Problem to solve: Below is a listing. Gather each line of it that contains "математики".

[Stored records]
━━━━━━━━━━

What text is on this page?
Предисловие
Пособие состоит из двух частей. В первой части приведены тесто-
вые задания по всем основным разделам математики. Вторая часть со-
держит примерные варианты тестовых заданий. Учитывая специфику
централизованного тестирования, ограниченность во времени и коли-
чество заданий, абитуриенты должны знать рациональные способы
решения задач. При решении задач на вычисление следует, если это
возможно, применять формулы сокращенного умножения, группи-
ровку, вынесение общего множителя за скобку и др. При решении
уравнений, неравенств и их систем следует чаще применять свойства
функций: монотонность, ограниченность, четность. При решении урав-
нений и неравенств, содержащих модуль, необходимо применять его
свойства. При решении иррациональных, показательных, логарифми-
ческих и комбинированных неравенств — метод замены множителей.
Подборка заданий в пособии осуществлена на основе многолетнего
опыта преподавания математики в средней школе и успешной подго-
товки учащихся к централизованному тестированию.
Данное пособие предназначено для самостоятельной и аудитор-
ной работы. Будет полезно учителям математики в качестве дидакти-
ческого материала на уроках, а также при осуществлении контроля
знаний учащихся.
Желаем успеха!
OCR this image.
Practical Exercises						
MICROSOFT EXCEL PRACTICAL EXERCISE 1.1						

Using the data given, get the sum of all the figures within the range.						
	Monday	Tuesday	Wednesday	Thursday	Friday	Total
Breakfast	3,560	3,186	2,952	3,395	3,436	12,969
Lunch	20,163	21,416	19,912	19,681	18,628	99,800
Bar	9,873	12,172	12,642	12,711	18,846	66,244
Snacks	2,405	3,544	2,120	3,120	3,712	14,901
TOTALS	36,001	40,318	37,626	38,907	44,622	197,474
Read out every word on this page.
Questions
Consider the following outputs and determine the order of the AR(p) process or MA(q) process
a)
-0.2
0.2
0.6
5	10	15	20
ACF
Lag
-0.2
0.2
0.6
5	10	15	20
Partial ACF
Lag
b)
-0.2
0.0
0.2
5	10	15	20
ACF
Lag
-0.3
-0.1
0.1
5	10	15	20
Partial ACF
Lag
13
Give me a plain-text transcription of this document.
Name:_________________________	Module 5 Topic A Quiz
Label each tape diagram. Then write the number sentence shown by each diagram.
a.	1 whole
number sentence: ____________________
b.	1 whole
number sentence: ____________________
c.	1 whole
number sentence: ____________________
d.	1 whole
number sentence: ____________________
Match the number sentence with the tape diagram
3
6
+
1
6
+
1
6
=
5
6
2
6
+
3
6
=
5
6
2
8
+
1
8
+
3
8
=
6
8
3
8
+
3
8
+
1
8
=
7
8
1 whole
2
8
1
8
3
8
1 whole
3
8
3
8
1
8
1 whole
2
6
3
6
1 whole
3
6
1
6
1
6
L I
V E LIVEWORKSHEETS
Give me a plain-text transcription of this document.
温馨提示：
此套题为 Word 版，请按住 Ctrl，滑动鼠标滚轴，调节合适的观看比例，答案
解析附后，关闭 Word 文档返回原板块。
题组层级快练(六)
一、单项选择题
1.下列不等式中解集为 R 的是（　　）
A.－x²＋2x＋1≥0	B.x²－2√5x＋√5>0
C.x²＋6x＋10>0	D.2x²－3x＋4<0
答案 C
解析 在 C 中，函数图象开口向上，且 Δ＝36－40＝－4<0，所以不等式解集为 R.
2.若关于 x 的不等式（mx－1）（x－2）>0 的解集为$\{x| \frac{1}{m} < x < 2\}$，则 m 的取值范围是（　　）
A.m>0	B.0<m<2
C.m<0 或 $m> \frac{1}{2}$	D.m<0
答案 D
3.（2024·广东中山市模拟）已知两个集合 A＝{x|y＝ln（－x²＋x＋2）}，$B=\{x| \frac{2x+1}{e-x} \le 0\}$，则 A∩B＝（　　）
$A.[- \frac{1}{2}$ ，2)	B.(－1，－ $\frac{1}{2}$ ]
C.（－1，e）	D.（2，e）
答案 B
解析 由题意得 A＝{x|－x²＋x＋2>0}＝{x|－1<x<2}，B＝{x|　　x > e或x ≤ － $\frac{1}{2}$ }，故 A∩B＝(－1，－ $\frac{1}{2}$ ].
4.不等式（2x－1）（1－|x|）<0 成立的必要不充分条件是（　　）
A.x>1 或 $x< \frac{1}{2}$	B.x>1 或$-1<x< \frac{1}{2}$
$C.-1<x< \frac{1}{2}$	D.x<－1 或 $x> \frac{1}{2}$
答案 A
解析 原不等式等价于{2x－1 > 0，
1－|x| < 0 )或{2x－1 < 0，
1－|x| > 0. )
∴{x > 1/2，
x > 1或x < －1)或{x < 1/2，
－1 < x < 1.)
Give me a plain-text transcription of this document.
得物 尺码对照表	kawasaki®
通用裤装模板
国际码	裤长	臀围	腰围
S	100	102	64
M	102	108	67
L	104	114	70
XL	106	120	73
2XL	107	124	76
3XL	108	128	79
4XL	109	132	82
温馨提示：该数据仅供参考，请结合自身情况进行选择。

━━━━━━━━━━

Solution to this exercise:
вые задания по всем основным разделам математики. Вторая часть со-
опыта преподавания математики в средней школе и успешной подго-
ной работы. Будет полезно учителям математики в качестве дидакти-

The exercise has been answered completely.